* [Information provided]:
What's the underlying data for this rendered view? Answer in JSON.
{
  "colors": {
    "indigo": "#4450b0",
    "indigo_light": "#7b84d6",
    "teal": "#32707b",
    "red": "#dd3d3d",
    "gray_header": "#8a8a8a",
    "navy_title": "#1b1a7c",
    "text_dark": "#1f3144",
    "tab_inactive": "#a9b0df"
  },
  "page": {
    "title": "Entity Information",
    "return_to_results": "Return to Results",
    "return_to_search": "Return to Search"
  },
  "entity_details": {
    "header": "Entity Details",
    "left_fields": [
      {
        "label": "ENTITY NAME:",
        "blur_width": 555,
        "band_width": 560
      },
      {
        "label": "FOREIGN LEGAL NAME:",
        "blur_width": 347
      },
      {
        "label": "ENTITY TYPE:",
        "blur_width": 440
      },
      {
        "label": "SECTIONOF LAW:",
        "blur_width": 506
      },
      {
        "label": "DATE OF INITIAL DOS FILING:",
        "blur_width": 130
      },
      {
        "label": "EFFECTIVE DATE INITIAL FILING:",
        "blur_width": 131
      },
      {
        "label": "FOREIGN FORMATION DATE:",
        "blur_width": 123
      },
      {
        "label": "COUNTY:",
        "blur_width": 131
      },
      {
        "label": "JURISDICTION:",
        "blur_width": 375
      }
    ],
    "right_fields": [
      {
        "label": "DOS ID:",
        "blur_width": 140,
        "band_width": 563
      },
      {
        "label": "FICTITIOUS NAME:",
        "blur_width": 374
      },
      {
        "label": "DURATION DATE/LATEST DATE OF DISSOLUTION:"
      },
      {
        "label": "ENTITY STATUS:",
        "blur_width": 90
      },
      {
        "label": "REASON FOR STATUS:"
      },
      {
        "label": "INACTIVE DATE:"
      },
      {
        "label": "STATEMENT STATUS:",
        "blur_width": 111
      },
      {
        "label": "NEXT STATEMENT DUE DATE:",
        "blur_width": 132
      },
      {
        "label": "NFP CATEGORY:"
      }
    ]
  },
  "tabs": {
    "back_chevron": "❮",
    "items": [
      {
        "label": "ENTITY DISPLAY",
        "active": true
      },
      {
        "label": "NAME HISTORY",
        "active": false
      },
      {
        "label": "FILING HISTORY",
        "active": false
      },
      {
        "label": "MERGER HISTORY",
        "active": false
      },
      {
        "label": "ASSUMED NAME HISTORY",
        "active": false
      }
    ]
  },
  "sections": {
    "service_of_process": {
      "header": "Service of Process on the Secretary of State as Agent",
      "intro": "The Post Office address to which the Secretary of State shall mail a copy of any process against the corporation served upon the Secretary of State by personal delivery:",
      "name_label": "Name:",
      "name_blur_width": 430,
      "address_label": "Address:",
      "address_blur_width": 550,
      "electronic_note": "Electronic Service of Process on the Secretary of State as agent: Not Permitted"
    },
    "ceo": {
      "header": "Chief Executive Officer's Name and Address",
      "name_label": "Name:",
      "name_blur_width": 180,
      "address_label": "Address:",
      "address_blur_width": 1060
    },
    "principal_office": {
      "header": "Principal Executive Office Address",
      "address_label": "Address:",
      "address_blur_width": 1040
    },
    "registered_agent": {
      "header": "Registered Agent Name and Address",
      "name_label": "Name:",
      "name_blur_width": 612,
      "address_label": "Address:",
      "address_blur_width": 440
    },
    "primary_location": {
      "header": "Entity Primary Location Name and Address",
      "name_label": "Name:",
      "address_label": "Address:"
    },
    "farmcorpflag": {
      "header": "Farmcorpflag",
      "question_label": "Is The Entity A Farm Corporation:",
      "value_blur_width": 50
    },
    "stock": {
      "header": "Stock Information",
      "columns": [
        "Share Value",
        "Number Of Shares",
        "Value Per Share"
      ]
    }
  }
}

* [Written problem]: Count the lines that hold the string "STATEMENT", and reply with that number alone.

* [Solution below]: 2